*Stored entries*.
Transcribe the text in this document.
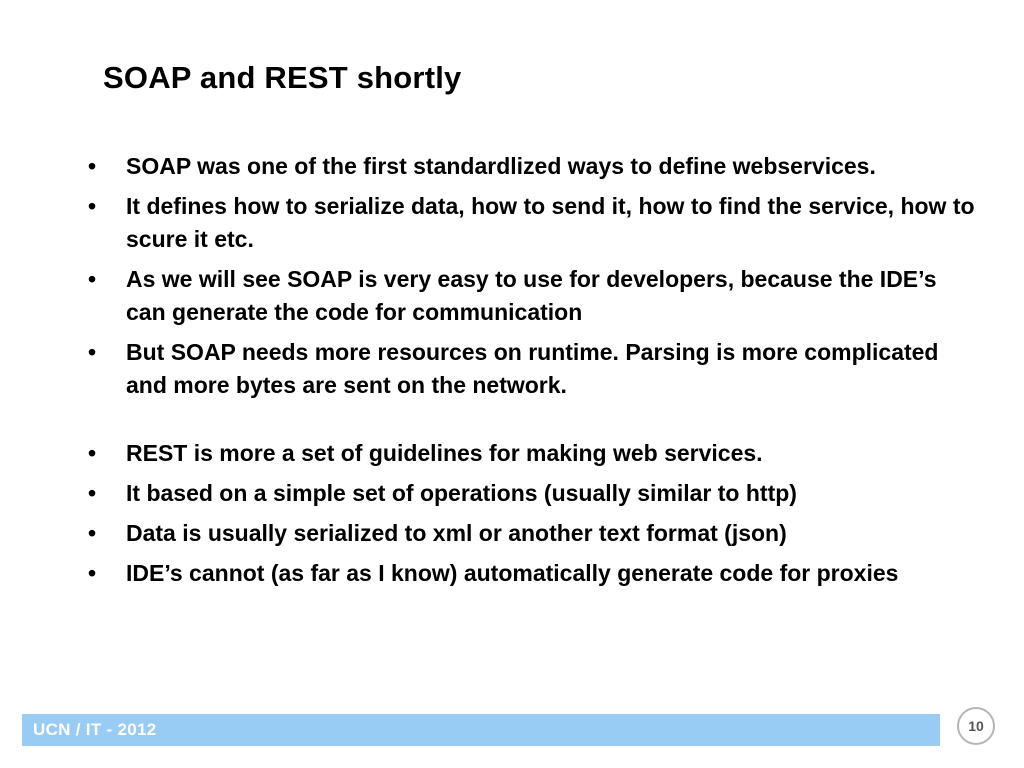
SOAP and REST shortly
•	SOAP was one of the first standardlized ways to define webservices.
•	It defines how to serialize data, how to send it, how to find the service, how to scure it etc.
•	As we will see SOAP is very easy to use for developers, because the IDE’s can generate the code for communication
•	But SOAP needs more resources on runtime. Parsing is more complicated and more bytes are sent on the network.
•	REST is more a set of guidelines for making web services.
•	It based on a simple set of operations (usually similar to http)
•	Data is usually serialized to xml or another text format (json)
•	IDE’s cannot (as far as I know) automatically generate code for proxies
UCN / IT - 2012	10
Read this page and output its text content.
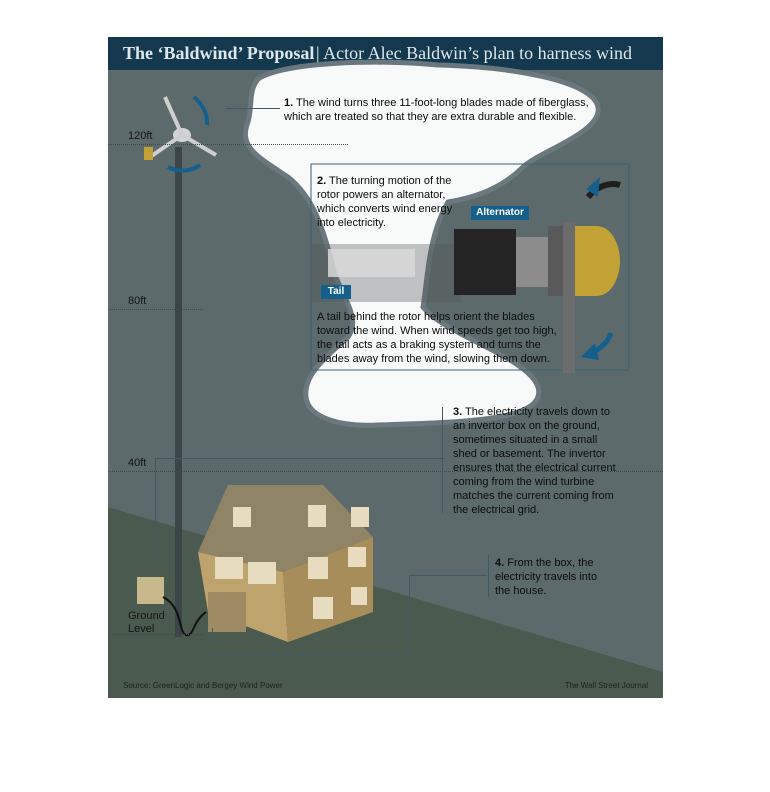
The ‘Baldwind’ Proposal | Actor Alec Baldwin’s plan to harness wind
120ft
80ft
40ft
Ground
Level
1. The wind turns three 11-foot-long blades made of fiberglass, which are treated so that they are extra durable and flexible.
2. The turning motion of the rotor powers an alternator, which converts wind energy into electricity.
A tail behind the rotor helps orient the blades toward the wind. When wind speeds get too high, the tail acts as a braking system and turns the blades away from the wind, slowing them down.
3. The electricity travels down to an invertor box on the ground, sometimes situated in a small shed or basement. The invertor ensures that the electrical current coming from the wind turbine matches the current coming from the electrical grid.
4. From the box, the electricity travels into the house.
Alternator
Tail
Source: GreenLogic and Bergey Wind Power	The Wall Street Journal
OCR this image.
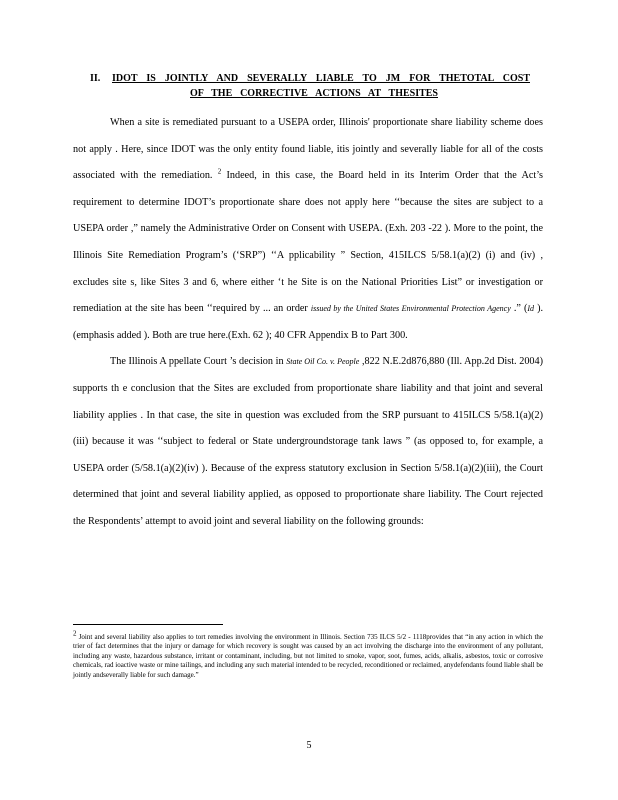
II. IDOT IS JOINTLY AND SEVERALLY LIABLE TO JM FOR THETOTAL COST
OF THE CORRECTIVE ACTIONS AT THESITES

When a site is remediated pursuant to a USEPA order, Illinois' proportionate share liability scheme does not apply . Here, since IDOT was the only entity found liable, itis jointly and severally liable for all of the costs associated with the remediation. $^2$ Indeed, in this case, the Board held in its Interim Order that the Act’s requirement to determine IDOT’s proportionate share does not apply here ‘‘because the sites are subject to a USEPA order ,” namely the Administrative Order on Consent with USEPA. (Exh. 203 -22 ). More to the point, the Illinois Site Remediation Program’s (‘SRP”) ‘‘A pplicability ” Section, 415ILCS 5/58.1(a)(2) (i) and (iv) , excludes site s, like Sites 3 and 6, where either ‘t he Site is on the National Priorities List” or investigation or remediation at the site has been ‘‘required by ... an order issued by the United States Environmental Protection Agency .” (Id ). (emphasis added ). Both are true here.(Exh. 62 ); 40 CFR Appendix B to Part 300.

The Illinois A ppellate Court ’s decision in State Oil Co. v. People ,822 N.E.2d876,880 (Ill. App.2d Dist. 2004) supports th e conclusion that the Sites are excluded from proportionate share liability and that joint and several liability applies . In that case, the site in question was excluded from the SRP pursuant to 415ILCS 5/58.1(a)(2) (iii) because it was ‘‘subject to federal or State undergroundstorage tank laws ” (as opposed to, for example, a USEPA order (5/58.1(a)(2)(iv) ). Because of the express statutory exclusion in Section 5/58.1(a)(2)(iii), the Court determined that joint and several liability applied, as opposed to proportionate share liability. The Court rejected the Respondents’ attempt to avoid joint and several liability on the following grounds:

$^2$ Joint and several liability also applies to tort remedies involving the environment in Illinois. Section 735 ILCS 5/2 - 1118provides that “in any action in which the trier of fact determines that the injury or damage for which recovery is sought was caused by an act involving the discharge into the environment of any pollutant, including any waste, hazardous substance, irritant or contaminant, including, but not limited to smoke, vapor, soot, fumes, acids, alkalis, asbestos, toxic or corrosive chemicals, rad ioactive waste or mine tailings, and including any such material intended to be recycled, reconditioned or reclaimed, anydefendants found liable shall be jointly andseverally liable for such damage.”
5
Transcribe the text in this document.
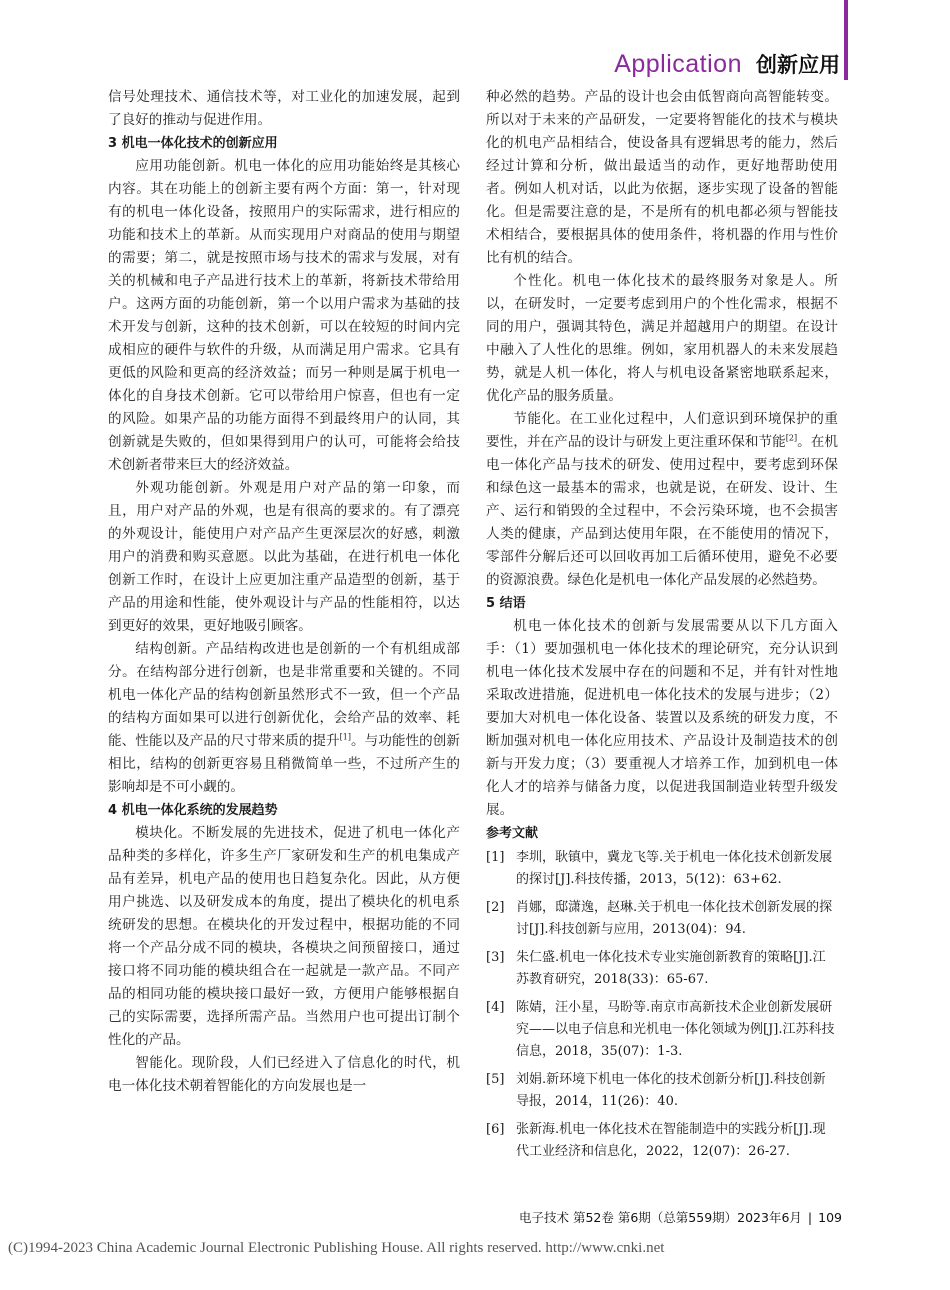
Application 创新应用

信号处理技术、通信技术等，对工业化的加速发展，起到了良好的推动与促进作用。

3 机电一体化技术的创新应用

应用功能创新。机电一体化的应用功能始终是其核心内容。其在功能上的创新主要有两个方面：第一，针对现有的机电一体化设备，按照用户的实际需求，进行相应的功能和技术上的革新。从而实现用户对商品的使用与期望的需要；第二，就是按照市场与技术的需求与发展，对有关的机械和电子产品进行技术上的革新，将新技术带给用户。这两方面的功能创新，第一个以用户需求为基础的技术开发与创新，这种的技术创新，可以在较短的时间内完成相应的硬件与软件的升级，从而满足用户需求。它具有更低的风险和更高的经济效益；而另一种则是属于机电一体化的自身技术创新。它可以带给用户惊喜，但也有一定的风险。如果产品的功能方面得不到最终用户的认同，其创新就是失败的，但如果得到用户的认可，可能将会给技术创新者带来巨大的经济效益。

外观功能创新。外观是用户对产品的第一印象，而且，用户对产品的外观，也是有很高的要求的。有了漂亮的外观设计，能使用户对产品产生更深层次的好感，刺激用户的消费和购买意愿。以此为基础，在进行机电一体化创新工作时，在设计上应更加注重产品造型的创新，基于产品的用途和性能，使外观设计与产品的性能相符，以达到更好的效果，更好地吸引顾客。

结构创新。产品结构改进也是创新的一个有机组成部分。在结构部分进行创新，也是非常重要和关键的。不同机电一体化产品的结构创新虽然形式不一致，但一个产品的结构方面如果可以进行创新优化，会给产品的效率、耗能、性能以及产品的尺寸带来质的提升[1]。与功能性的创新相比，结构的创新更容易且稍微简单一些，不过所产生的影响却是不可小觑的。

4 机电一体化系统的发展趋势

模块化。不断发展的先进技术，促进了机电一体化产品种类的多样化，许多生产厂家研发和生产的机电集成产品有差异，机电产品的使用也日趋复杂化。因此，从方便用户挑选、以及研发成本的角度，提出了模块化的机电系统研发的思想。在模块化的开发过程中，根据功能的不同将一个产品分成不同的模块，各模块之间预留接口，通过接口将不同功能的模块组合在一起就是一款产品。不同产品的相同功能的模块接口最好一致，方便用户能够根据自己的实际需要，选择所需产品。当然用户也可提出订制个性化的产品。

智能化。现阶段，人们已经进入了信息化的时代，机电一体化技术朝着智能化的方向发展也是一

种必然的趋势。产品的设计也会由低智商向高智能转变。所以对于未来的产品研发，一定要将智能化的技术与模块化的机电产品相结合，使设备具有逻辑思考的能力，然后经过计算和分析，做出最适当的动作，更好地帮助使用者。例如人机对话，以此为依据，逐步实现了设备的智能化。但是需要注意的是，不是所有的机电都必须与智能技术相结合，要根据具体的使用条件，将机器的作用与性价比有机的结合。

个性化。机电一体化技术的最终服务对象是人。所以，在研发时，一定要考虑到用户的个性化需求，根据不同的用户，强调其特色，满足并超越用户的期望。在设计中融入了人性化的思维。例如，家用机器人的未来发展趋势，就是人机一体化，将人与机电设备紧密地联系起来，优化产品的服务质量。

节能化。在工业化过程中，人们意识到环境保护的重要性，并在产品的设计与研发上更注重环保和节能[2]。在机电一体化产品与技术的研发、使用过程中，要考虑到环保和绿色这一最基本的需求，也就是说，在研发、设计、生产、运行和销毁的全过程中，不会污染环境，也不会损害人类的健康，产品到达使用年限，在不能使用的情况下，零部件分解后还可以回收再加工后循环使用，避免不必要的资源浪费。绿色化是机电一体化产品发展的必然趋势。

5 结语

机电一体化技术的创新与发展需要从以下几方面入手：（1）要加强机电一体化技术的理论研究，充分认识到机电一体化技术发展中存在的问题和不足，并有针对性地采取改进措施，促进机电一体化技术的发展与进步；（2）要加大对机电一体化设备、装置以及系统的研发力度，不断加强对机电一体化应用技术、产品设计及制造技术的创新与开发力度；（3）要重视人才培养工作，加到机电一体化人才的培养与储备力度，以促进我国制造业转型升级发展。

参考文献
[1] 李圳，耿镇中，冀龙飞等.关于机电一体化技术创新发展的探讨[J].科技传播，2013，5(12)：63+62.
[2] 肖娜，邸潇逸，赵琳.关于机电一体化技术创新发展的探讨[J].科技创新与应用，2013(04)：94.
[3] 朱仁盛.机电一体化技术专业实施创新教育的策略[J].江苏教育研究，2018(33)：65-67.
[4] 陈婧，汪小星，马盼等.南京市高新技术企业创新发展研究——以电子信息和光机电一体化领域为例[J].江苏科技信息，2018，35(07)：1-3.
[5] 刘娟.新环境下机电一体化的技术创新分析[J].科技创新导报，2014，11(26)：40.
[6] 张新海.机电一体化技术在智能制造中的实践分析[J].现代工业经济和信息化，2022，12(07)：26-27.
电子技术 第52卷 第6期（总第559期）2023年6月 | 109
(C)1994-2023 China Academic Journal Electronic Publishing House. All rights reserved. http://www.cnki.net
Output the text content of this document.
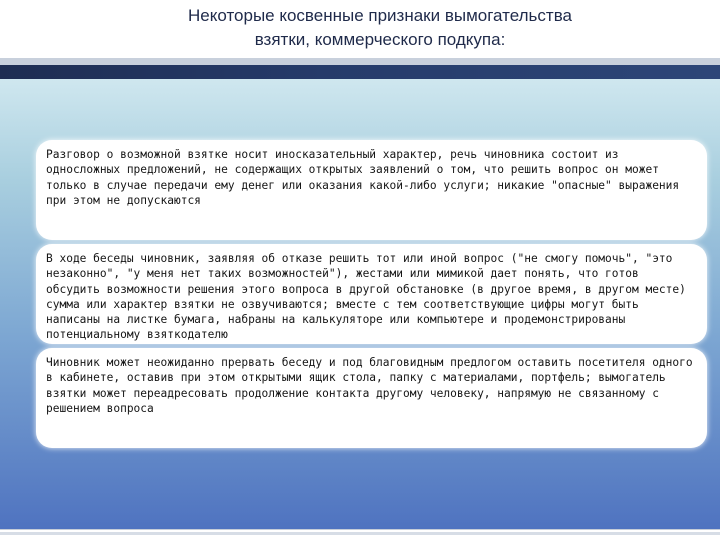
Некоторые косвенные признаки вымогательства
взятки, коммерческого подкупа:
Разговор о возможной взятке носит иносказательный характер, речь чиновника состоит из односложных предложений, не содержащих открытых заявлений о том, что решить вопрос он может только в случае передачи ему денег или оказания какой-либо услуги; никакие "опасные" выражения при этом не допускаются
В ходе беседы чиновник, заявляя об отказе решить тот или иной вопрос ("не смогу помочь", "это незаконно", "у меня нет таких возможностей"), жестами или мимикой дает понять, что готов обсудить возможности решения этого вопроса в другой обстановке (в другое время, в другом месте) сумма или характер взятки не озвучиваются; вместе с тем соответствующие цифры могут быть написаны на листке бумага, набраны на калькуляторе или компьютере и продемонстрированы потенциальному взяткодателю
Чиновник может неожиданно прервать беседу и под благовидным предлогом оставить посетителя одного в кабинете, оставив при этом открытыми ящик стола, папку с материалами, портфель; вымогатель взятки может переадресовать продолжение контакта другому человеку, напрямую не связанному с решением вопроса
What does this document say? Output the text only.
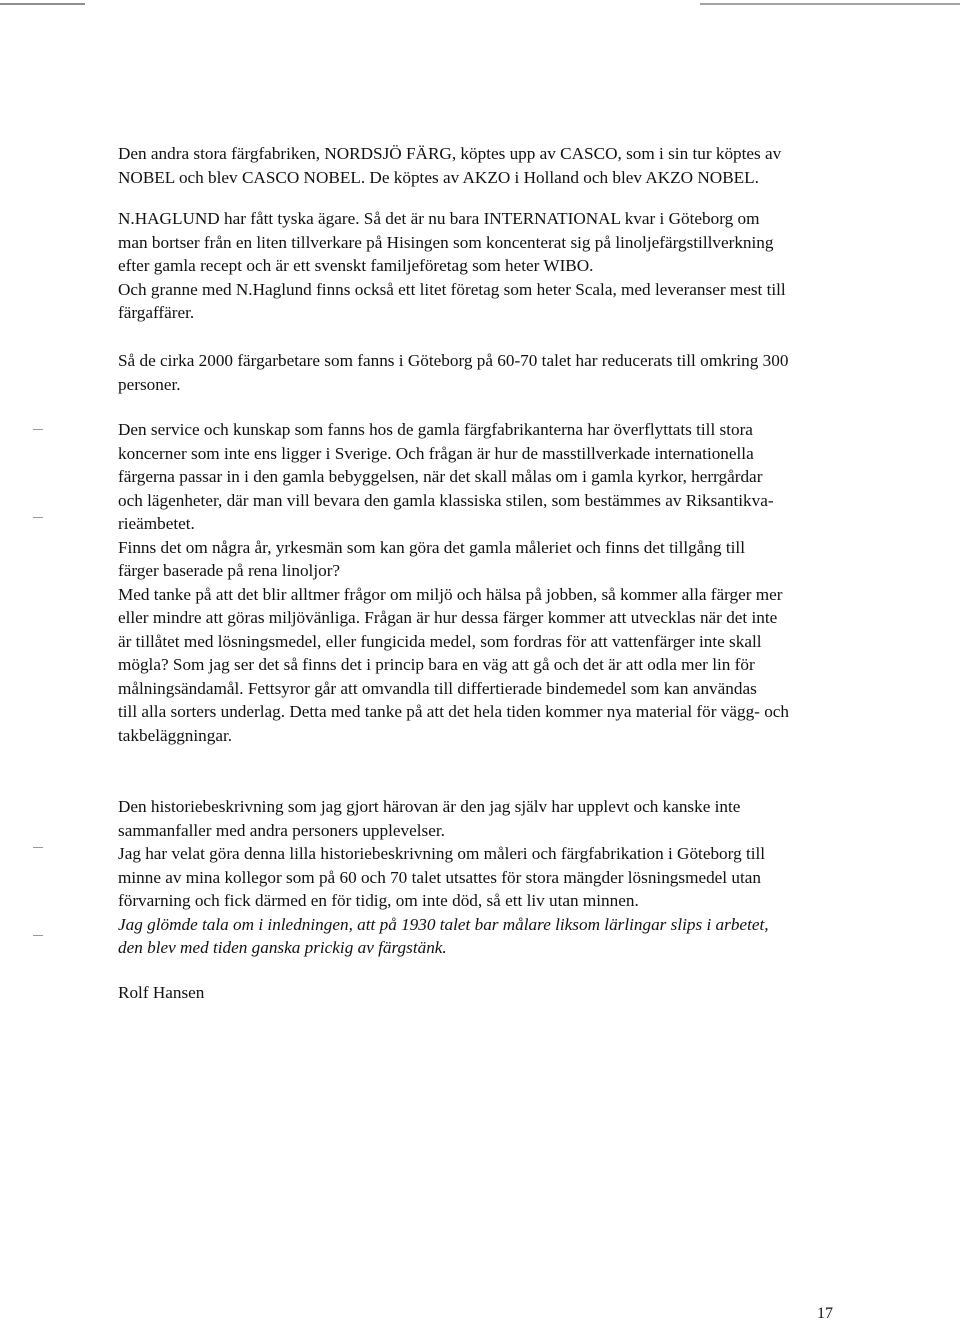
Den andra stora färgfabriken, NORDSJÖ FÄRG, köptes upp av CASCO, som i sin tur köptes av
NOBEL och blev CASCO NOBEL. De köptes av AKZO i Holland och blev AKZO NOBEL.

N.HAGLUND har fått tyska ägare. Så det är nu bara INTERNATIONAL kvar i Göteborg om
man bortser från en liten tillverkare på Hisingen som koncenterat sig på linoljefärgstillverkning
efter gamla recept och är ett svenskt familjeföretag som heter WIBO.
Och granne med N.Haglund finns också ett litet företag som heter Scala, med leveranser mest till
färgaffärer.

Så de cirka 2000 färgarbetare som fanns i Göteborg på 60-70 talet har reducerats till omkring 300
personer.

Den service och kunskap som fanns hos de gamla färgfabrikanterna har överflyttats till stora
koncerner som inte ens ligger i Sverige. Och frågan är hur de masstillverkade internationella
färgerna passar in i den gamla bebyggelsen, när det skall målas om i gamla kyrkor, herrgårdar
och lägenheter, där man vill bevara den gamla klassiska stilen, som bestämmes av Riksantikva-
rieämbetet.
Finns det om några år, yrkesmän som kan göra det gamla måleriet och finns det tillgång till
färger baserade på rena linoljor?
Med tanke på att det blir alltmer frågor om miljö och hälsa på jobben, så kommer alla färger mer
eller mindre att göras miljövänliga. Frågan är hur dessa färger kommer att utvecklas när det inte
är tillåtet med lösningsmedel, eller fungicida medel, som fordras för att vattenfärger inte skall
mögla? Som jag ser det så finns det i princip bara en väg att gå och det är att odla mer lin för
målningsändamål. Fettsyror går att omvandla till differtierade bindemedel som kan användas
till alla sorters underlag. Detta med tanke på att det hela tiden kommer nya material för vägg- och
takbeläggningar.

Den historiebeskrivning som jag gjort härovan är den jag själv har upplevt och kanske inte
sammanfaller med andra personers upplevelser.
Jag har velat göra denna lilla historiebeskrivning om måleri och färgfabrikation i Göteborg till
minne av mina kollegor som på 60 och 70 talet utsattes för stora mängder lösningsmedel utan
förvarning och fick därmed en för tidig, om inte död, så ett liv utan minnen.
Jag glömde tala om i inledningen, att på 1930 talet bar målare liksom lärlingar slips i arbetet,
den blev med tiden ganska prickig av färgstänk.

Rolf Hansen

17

*WRITTEN EXERCISE*.
State the number of lines in this listing that contain the string "text", and add nothing else.

*SOLUTION BELOW*.
6